### Information shown

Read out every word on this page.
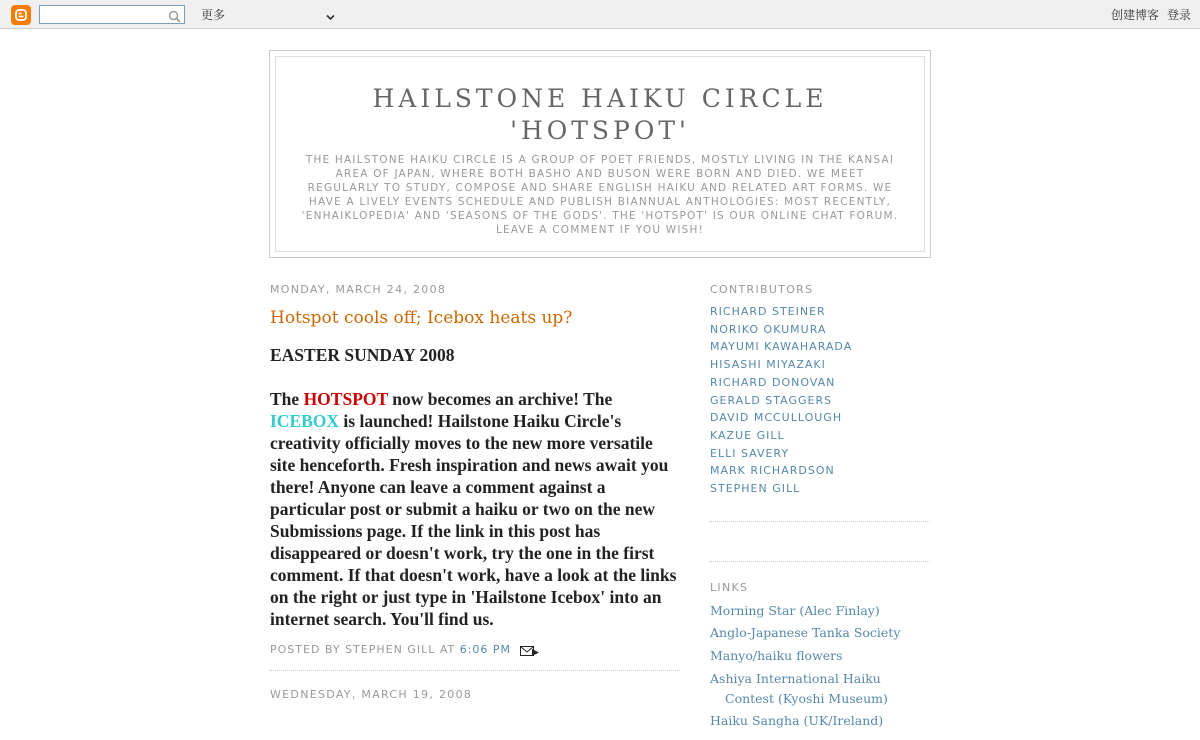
更多	创建博客 登录
HAILSTONE HAIKU CIRCLE
'HOTSPOT'

THE HAILSTONE HAIKU CIRCLE IS A GROUP OF POET FRIENDS, MOSTLY LIVING IN THE KANSAI AREA OF JAPAN, WHERE BOTH BASHO AND BUSON WERE BORN AND DIED. WE MEET REGULARLY TO STUDY, COMPOSE AND SHARE ENGLISH HAIKU AND RELATED ART FORMS. WE HAVE A LIVELY EVENTS SCHEDULE AND PUBLISH BIANNUAL ANTHOLOGIES: MOST RECENTLY, 'ENHAIKLOPEDIA' AND 'SEASONS OF THE GODS'. THE 'HOTSPOT' IS OUR ONLINE CHAT FORUM. LEAVE A COMMENT IF YOU WISH!

MONDAY, MARCH 24, 2008
Hotspot cools off; Icebox heats up?
EASTER SUNDAY 2008
The HOTSPOT now becomes an archive! The ICEBOX is launched! Hailstone Haiku Circle's creativity officially moves to the new more versatile site henceforth. Fresh inspiration and news await you there! Anyone can leave a comment against a particular post or submit a haiku or two on the new Submissions page. If the link in this post has disappeared or doesn't work, try the one in the first comment. If that doesn't work, have a look at the links on the right or just type in 'Hailstone Icebox' into an internet search. You'll find us.
POSTED BY STEPHEN GILL AT 6:06 PM
WEDNESDAY, MARCH 19, 2008
CONTRIBUTORS
RICHARD STEINER
NORIKO OKUMURA
MAYUMI KAWAHARADA
HISASHI MIYAZAKI
RICHARD DONOVAN
GERALD STAGGERS
DAVID MCCULLOUGH
KAZUE GILL
ELLI SAVERY
MARK RICHARDSON
STEPHEN GILL
LINKS
Morning Star (Alec Finlay)
Anglo-Japanese Tanka Society
Manyo/haiku flowers
Ashiya International Haiku Contest (Kyoshi Museum)
Haiku Sangha (UK/Ireland)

######

Aim of the task: Omit the pictures and give the material again, exactly and in full.

In response:
Read out every word on this page.
更多	创建博客 登录
HAILSTONE HAIKU CIRCLE
'HOTSPOT'

THE HAILSTONE HAIKU CIRCLE IS A GROUP OF POET FRIENDS, MOSTLY LIVING IN THE KANSAI AREA OF JAPAN, WHERE BOTH BASHO AND BUSON WERE BORN AND DIED. WE MEET REGULARLY TO STUDY, COMPOSE AND SHARE ENGLISH HAIKU AND RELATED ART FORMS. WE HAVE A LIVELY EVENTS SCHEDULE AND PUBLISH BIANNUAL ANTHOLOGIES: MOST RECENTLY, 'ENHAIKLOPEDIA' AND 'SEASONS OF THE GODS'. THE 'HOTSPOT' IS OUR ONLINE CHAT FORUM. LEAVE A COMMENT IF YOU WISH!

MONDAY, MARCH 24, 2008
Hotspot cools off; Icebox heats up?
EASTER SUNDAY 2008
The HOTSPOT now becomes an archive! The ICEBOX is launched! Hailstone Haiku Circle's creativity officially moves to the new more versatile site henceforth. Fresh inspiration and news await you there! Anyone can leave a comment against a particular post or submit a haiku or two on the new Submissions page. If the link in this post has disappeared or doesn't work, try the one in the first comment. If that doesn't work, have a look at the links on the right or just type in 'Hailstone Icebox' into an internet search. You'll find us.
POSTED BY STEPHEN GILL AT 6:06 PM
WEDNESDAY, MARCH 19, 2008
CONTRIBUTORS
RICHARD STEINER
NORIKO OKUMURA
MAYUMI KAWAHARADA
HISASHI MIYAZAKI
RICHARD DONOVAN
GERALD STAGGERS
DAVID MCCULLOUGH
KAZUE GILL
ELLI SAVERY
MARK RICHARDSON
STEPHEN GILL
LINKS
Morning Star (Alec Finlay)
Anglo-Japanese Tanka Society
Manyo/haiku flowers
Ashiya International Haiku Contest (Kyoshi Museum)
Haiku Sangha (UK/Ireland)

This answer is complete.